DIRECTIVE: Give each Harombe-specific error code in the JSON-RPC protocol text, along with its meaning.

READING TEXT:
Protocol: JSON-RPC 2.0

The MCP Gateway uses JSON-RPC 2.0 for all communication.

Request Format

{
  "jsonrpc": "2.0",
  "id": "req-123e4567-e89b-12d3-a456-426614174000",
  "method": "tools/call",
  "params": {
    "name": "browser_navigate",
    "arguments": {
      "url": "https://example.com"
    }
  }
}

Response Format (Success)

{
  "jsonrpc": "2.0",
  "id": "req-123e4567-e89b-12d3-a456-426614174000",
  "result": {
    "content": [
      {
        "type": "text",
        "text": "Navigation successful. Page title: Example Domain"
      }
    ]
  }
}

Response Format (Error)

{
  "jsonrpc": "2.0",
  "id": "req-123e4567-e89b-12d3-a456-426614174000",
  "error": {
    "code": -32603,
    "message": "Internal error",
    "data": {
      "type": "ContainerError",
      "details": "Browser container not responding"
    }
  }
}

Standard Error Codes

Following JSON-RPC 2.0 specification:

  • -32700: Parse error (invalid JSON)
  • -32600: Invalid Request (malformed request object)
  • -32601: Method not found (tool does not exist)
  • -32602: Invalid params (invalid arguments)
  • -32603: Internal error (server-side error)
  • -32000 to -32099: Application-defined errors

Harombe-specific error codes:

  • -32000: Authentication failed
  • -32001: Authorization denied (HITL rejected)
  • -32002: Container unavailable
  • -32003: Container timeout
  • -32004: Secret detected (blocked)
  • -32005: Rate limit exceeded
  • -32006: Resource limit exceeded

Request/Response Flow

1. Agent → Gateway

POST /mcp HTTP/1.1
Host: localhost:8100
Content-Type: application/json

{
  "jsonrpc": "2.0",
  "id": "req-123",
  "method": "tools/call",
  "params": {
    "name": "filesystem_read",
    "arguments": {
      "path": "/workspace/data.txt"
    }
  }
}

2. Gateway Processing

  1. Parse Request: Validate JSON-RPC 2.0 format
  2. Authenticate: Verify request origin (future: token validation)

GIVEN DATA:

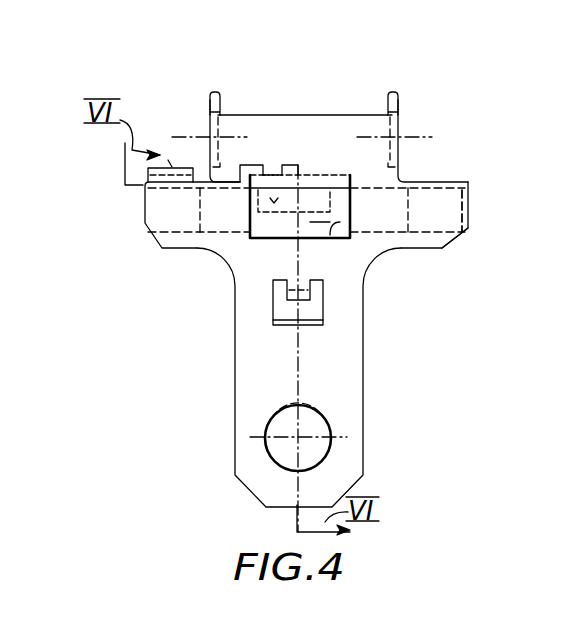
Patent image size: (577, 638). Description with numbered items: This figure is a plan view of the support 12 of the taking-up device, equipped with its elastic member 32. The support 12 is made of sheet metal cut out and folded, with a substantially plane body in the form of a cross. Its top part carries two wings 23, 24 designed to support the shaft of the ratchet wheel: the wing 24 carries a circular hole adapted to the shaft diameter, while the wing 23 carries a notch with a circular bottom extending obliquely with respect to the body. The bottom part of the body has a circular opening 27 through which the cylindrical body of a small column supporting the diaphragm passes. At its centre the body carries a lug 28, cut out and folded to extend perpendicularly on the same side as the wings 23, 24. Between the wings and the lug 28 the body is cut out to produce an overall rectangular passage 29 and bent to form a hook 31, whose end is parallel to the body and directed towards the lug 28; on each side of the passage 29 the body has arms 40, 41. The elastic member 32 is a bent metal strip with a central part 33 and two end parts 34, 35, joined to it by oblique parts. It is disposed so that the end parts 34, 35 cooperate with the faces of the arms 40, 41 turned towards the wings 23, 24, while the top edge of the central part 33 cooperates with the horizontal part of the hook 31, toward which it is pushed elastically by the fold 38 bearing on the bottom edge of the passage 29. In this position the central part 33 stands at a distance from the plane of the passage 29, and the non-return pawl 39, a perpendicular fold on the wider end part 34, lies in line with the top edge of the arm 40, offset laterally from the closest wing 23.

OUTPUT BELOW:
- -32000: Authentication failed
- -32001: Authorization denied (HITL rejected)
- -32002: Container unavailable
- -32003: Container timeout
- -32004: Secret detected (blocked)
- -32005: Rate limit exceeded
- -32006: Resource limit exceeded